WHAT TO PRODUCE: Copy out every line of the records where the string "this" occurs.

GIVEN DATA:

------------------------------

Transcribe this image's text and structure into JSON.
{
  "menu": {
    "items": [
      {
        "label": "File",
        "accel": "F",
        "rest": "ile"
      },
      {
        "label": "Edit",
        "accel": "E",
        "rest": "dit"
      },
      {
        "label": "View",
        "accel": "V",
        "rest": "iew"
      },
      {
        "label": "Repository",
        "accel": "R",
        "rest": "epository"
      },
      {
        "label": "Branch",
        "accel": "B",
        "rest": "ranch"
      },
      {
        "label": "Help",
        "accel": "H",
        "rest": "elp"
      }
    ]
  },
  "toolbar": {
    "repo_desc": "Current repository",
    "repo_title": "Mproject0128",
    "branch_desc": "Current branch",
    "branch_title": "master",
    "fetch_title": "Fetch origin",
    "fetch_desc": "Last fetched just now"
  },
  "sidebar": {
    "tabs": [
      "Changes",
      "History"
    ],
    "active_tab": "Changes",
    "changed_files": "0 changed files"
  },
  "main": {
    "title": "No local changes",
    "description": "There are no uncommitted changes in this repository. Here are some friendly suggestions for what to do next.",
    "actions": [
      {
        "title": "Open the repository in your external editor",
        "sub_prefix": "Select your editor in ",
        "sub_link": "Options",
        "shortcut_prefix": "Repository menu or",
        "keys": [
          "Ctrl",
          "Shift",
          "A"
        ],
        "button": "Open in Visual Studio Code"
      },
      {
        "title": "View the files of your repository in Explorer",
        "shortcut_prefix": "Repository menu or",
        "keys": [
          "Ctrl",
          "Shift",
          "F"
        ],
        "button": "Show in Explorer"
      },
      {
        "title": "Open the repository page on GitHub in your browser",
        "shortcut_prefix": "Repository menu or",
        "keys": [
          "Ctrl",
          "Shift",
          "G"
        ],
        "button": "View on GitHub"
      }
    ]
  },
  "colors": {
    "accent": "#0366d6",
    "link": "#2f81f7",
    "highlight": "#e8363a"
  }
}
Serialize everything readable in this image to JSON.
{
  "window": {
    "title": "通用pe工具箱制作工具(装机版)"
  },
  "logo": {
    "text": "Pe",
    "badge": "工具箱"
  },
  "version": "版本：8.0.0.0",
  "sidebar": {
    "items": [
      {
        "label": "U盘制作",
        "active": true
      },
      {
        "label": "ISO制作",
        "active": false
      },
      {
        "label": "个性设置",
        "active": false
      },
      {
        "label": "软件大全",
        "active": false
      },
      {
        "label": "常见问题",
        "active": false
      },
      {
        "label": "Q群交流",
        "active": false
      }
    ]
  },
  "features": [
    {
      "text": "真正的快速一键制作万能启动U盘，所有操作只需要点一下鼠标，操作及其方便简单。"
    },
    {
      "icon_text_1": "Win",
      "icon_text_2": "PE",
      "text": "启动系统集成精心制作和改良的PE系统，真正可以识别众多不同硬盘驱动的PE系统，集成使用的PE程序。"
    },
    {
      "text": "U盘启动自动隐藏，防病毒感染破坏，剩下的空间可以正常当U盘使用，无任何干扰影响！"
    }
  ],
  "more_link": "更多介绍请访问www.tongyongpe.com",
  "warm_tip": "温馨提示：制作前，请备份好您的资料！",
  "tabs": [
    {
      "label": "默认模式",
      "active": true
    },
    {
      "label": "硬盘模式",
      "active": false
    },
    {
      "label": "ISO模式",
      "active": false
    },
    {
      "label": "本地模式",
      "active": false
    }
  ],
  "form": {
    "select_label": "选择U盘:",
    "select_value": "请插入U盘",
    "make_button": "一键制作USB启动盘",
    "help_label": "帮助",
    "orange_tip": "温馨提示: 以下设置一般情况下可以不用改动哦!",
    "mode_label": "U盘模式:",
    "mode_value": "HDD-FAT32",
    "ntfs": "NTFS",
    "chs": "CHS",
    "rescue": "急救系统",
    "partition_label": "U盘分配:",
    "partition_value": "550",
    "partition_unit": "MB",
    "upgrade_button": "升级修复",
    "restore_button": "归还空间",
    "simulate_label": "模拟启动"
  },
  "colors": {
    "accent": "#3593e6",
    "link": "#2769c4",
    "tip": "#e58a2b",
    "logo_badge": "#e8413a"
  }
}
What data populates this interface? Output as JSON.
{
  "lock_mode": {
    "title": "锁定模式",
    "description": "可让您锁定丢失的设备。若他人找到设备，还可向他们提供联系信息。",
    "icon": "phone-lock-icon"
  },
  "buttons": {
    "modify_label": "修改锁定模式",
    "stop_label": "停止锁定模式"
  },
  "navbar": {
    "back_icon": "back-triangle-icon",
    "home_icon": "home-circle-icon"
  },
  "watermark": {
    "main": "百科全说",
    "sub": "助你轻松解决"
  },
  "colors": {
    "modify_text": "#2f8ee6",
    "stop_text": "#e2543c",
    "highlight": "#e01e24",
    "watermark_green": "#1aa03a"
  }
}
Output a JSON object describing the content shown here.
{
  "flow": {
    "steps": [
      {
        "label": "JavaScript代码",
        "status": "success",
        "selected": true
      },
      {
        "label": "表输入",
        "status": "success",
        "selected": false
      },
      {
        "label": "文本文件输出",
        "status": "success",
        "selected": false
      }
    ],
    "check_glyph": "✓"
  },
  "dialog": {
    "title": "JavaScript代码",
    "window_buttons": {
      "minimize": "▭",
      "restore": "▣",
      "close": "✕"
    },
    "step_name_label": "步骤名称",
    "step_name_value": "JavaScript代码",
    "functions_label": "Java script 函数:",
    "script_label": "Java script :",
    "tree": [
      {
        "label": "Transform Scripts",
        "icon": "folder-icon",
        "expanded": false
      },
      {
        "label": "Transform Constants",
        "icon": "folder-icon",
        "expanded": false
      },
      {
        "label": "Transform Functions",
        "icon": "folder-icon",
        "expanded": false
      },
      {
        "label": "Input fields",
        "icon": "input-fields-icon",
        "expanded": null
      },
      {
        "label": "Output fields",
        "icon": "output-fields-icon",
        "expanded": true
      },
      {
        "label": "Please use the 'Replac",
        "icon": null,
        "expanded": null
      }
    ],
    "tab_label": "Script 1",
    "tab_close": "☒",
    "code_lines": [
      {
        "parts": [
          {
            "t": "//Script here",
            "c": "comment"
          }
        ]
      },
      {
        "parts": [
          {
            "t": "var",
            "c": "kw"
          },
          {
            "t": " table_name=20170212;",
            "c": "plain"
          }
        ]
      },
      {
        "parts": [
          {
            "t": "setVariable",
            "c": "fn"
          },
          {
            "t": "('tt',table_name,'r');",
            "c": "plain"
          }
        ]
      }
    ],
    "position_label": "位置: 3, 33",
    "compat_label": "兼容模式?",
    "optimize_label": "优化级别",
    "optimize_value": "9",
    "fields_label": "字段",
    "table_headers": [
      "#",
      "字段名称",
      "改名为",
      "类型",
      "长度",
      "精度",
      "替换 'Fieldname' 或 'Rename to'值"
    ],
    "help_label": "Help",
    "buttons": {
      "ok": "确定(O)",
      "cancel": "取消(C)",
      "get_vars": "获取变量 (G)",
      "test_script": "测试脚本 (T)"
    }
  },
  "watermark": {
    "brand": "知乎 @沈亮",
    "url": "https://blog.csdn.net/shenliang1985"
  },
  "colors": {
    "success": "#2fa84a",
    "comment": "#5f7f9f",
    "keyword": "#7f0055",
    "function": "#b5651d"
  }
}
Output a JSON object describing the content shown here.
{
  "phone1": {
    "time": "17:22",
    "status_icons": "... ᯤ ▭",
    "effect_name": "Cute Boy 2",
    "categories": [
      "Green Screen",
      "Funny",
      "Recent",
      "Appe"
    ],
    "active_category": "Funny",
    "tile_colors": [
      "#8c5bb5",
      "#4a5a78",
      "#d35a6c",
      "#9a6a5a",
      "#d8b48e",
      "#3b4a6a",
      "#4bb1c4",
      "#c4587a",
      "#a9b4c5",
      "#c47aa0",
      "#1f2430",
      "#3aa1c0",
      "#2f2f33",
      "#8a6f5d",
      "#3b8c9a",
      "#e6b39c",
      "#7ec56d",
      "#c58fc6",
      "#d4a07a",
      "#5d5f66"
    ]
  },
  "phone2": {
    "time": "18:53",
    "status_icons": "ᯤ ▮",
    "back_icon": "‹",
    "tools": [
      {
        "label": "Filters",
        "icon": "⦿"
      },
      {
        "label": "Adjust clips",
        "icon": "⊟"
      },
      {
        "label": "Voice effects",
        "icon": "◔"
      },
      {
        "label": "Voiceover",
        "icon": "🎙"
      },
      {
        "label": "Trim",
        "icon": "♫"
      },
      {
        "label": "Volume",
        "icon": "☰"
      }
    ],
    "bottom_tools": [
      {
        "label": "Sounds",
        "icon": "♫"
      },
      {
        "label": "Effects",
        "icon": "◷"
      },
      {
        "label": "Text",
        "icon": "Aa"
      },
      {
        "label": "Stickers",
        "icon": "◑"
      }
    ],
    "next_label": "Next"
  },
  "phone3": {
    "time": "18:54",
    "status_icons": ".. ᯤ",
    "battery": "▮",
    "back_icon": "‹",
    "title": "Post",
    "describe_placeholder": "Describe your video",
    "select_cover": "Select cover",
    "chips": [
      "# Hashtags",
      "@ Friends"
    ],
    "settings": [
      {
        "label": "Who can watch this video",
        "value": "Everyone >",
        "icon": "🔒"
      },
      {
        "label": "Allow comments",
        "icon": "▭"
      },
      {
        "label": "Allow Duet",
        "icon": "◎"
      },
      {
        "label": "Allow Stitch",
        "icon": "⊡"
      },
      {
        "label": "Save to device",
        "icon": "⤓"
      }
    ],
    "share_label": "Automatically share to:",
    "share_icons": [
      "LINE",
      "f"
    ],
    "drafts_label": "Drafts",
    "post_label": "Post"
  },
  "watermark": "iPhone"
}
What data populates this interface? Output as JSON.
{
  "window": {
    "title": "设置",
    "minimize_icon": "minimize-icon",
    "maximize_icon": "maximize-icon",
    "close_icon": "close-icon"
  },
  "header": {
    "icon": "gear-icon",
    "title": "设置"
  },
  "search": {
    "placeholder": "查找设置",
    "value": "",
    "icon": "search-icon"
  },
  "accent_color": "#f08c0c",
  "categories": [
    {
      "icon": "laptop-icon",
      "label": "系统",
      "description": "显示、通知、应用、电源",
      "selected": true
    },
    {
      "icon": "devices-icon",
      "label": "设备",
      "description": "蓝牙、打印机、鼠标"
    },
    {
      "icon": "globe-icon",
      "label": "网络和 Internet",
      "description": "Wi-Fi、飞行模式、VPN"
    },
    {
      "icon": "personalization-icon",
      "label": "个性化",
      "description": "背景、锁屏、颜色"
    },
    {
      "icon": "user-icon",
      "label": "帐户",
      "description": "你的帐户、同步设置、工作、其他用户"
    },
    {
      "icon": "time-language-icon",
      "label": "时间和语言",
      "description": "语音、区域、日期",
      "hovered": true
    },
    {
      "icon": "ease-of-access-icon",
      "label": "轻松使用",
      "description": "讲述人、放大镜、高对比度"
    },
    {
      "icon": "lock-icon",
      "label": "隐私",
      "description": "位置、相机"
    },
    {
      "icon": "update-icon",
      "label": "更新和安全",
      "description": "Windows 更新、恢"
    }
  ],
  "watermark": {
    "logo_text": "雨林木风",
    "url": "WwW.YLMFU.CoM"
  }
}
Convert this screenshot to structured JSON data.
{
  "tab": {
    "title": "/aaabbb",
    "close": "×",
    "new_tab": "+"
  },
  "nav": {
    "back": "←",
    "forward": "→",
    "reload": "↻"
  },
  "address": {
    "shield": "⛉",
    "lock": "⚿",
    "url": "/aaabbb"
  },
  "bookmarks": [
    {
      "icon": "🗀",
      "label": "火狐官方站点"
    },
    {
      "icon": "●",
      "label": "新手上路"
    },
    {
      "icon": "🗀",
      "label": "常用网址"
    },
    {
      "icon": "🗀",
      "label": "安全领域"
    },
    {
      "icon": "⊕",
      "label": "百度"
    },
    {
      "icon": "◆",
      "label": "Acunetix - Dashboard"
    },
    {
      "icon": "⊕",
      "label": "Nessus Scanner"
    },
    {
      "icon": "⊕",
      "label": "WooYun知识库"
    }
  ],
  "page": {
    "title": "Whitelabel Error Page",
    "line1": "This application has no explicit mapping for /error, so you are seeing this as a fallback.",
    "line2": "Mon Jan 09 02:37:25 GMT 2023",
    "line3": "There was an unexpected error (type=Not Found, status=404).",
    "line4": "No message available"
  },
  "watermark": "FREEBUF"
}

------------------------------

EXERCISE RESPONSE:
Transcribe this image's text and structure into JSON.
    "description": "There are no uncommitted changes in this repository. Here are some friendly suggestions for what to do next.",
Serialize everything readable in this image to JSON.
What data populates this interface? Output as JSON.
        "label": "Who can watch this video",
What data populates this interface? Output as JSON.
Convert this screenshot to structured JSON data.
    "line1": "This application has no explicit mapping for /error, so you are seeing this as a fallback.",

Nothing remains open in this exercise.